Data entries:
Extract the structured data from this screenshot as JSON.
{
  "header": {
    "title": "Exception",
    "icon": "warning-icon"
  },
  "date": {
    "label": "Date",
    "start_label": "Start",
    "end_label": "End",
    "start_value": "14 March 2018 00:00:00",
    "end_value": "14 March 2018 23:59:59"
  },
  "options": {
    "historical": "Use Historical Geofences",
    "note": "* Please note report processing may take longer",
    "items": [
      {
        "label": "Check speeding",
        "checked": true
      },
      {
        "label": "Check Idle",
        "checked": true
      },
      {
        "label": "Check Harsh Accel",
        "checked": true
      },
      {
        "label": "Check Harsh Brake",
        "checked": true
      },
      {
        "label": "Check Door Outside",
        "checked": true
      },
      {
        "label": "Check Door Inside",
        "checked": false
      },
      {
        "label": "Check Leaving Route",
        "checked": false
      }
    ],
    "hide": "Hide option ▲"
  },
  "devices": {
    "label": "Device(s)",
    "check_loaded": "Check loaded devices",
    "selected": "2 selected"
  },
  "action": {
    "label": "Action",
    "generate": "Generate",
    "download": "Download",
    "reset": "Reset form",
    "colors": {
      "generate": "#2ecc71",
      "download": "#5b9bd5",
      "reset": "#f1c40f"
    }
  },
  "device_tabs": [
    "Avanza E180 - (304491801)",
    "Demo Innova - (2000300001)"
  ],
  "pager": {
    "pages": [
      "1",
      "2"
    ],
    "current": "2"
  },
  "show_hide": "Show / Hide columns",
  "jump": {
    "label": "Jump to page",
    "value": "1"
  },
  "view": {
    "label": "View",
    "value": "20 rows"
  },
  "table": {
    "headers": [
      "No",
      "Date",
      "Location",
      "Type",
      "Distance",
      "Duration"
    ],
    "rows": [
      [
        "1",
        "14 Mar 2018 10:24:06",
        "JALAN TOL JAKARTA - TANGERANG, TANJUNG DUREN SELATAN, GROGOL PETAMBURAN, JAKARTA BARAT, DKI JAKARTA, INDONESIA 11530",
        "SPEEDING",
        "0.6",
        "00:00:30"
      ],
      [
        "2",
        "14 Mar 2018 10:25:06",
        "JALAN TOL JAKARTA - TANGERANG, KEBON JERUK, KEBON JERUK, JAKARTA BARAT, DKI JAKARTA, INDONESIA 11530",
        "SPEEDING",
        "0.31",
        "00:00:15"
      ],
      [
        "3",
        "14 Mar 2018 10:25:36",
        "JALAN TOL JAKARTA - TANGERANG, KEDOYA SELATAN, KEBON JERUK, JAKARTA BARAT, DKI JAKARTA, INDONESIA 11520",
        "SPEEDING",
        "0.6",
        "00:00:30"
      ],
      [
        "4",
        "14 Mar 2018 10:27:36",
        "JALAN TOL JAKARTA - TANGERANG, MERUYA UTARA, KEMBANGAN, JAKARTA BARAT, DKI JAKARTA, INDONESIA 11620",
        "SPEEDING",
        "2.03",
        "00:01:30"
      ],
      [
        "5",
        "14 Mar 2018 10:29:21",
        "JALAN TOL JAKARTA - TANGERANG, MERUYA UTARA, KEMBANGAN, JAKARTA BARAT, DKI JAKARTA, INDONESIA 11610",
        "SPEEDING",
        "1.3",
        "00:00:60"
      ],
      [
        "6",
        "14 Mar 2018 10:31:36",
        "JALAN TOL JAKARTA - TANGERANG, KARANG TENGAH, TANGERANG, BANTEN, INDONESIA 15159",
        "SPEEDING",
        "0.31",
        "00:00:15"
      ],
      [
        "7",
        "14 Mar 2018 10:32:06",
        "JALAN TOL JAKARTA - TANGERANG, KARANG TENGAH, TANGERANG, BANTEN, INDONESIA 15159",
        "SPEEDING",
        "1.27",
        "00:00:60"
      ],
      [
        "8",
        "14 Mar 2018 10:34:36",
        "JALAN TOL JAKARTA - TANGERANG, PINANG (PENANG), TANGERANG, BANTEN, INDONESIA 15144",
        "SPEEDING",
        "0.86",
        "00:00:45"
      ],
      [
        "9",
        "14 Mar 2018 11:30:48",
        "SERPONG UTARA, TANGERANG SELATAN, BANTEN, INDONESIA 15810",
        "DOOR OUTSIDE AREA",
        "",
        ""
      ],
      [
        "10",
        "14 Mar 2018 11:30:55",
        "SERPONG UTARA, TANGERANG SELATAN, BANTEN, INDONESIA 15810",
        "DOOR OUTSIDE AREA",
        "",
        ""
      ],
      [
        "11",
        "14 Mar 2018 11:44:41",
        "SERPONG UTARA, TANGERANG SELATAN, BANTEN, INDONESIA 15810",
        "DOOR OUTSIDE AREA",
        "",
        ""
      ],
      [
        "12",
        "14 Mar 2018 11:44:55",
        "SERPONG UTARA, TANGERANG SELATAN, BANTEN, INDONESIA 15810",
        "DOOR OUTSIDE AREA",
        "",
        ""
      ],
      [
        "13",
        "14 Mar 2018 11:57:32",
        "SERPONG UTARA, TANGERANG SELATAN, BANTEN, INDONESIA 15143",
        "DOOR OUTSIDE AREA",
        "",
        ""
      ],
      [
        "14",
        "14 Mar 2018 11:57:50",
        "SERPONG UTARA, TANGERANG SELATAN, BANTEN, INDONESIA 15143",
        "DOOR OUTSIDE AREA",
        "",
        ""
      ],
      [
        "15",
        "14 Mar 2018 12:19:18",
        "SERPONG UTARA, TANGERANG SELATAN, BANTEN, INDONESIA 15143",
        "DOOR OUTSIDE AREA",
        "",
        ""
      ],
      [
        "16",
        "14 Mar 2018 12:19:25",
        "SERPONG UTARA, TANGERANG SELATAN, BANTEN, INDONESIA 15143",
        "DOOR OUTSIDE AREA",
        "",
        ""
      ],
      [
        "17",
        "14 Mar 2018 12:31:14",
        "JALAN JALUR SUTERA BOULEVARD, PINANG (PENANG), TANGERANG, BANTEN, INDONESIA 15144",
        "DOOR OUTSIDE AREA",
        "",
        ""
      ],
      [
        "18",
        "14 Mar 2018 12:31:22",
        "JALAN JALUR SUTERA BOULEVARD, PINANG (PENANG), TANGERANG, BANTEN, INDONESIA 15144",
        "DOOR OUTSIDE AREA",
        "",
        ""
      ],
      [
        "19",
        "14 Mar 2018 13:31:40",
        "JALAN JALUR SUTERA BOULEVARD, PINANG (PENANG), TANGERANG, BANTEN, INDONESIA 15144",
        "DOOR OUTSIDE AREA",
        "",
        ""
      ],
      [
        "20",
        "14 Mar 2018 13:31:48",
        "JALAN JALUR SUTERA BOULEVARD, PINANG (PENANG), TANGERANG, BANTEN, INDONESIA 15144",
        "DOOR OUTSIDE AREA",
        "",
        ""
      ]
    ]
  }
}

INSTRUCTIONS TO FOLLOW: Which lines include "JERUK"? Copy each of them out.

TASK RESPONSE:
        "JALAN TOL JAKARTA - TANGERANG, KEBON JERUK, KEBON JERUK, JAKARTA BARAT, DKI JAKARTA, INDONESIA 11530",
        "JALAN TOL JAKARTA - TANGERANG, KEDOYA SELATAN, KEBON JERUK, JAKARTA BARAT, DKI JAKARTA, INDONESIA 11520",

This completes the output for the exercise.